- STATED EXERCISE -
Return all lines from the listing below in which the string "object" occurs.

Records from a dataset:
Begin
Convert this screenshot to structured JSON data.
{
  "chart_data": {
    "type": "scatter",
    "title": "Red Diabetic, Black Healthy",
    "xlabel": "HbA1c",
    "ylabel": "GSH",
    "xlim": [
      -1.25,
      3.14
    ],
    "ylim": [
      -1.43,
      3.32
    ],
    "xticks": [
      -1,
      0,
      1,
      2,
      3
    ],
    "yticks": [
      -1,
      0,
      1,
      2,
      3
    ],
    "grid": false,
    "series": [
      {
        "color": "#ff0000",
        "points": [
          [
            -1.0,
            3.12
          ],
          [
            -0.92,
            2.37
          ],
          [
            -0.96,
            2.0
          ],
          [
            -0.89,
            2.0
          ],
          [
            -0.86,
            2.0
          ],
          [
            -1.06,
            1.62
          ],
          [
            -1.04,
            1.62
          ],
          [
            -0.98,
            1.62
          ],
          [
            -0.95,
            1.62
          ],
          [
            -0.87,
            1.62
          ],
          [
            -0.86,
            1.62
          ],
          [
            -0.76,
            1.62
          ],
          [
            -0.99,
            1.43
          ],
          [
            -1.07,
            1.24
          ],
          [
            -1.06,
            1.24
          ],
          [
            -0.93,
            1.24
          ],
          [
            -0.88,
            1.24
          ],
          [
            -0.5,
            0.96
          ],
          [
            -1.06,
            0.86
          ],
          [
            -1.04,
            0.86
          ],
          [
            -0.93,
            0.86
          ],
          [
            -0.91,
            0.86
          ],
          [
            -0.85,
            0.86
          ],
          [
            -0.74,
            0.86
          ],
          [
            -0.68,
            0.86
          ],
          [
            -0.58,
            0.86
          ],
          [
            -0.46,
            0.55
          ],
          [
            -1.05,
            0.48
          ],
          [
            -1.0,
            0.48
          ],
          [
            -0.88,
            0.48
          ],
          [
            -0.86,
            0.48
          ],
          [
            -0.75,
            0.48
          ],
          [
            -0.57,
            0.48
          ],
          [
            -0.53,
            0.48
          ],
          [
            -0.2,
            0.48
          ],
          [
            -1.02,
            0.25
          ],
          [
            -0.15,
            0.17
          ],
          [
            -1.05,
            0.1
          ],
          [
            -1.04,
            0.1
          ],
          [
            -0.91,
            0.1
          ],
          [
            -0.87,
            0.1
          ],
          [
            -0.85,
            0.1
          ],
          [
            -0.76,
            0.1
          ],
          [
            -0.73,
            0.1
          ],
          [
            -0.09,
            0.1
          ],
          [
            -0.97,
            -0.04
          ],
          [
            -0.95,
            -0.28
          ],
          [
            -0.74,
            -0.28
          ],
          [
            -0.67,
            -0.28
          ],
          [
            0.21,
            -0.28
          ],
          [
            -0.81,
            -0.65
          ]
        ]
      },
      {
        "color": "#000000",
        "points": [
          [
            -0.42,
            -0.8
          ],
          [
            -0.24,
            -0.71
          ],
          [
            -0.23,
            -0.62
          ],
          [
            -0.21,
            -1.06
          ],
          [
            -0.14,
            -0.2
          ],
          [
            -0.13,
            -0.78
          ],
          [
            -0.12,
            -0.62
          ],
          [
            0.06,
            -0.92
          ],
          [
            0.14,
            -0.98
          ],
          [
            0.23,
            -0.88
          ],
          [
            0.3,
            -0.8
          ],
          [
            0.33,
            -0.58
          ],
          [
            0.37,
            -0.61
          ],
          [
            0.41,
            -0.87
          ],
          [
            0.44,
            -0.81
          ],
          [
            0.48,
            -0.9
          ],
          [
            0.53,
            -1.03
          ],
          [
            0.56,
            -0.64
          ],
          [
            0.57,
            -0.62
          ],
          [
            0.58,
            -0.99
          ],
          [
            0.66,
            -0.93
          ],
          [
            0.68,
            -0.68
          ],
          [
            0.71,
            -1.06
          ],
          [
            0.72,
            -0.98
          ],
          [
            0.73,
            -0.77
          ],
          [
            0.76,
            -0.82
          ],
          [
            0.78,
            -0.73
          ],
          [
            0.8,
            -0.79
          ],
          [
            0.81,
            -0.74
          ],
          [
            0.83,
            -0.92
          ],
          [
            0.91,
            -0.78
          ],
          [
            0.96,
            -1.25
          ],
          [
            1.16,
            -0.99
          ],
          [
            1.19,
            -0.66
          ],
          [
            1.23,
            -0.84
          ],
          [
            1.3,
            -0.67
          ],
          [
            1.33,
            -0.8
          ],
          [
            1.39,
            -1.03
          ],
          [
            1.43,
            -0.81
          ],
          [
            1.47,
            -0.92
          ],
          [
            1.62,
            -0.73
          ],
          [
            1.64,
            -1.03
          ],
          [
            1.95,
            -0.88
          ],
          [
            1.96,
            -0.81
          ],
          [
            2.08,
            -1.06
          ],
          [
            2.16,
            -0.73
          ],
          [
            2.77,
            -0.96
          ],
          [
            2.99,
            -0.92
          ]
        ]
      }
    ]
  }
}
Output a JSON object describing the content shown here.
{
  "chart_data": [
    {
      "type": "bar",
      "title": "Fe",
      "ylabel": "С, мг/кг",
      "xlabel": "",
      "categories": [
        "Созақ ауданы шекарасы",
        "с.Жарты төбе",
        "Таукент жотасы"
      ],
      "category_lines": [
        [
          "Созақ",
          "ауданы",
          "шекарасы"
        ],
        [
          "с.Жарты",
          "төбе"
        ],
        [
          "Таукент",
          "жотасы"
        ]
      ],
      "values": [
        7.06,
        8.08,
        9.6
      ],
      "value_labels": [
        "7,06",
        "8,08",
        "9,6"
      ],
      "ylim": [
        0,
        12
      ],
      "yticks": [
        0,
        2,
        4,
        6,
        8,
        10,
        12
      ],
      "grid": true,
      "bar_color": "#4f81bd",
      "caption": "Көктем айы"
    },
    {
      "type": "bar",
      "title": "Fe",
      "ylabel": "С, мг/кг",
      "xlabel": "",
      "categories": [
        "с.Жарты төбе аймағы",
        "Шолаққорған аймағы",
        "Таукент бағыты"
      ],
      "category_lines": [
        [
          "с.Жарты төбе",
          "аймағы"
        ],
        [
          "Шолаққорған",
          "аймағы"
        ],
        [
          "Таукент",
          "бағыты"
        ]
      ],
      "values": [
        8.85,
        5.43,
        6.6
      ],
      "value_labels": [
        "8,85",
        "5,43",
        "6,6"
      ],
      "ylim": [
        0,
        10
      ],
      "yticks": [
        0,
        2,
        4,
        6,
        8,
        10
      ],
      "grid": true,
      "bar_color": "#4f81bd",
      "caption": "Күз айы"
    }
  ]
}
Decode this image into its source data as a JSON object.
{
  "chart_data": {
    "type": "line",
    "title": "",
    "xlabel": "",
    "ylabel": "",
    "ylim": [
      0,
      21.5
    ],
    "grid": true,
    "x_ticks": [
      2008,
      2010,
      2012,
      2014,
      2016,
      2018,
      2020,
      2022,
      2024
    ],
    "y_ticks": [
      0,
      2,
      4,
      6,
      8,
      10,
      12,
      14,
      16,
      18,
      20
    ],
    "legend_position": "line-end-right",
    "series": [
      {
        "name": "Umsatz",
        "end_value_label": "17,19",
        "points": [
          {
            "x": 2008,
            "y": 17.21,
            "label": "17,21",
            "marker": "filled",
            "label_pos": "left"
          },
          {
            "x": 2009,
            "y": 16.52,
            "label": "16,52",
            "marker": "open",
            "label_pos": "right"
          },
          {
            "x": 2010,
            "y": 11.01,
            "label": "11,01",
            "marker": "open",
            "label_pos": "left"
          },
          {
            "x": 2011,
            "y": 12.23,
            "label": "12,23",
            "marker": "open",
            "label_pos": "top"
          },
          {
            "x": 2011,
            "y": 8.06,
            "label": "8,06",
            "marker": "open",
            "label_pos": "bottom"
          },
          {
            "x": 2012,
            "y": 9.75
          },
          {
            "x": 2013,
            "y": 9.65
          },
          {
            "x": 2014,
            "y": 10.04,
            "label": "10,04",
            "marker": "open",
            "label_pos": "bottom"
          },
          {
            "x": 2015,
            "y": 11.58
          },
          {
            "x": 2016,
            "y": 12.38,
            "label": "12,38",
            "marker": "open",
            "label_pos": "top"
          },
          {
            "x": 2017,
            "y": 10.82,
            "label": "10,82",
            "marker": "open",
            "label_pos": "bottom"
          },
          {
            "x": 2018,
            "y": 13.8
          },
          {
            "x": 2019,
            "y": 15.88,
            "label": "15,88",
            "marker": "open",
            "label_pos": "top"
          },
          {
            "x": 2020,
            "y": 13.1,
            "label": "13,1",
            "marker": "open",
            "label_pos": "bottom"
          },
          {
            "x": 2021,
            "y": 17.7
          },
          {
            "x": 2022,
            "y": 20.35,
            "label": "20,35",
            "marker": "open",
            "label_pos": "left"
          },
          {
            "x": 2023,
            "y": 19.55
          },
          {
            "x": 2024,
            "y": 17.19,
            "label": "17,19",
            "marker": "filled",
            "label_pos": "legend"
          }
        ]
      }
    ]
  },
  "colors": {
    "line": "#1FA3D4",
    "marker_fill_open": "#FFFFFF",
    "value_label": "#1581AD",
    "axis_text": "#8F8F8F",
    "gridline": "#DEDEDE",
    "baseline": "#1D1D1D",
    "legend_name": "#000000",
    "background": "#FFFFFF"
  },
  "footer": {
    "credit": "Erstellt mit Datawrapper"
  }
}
End
- EXERCISE RESPONSE -
Output a JSON object describing the content shown here.
Decode this image into its source data as a JSON object.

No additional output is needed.